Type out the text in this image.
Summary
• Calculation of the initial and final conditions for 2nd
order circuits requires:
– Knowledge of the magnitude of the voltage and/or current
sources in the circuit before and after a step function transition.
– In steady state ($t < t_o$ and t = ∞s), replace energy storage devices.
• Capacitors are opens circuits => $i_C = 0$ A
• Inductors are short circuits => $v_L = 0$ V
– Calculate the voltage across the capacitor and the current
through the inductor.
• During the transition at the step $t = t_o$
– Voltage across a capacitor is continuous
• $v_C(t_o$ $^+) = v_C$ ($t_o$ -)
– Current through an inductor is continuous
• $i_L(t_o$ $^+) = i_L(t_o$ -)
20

> [The problem] Give the data again, exactly as it stands.

> [Finished task]
Type out the text in this image.
Summary
• Calculation of the initial and final conditions for 2nd
order circuits requires:
– Knowledge of the magnitude of the voltage and/or current
sources in the circuit before and after a step function transition.
– In steady state ($t < t_o$ and t = ∞s), replace energy storage devices.
• Capacitors are opens circuits => $i_C = 0$ A
• Inductors are short circuits => $v_L = 0$ V
– Calculate the voltage across the capacitor and the current
through the inductor.
• During the transition at the step $t = t_o$
– Voltage across a capacitor is continuous
• $v_C(t_o$ $^+) = v_C$ ($t_o$ -)
– Current through an inductor is continuous
• $i_L(t_o$ $^+) = i_L(t_o$ -)
20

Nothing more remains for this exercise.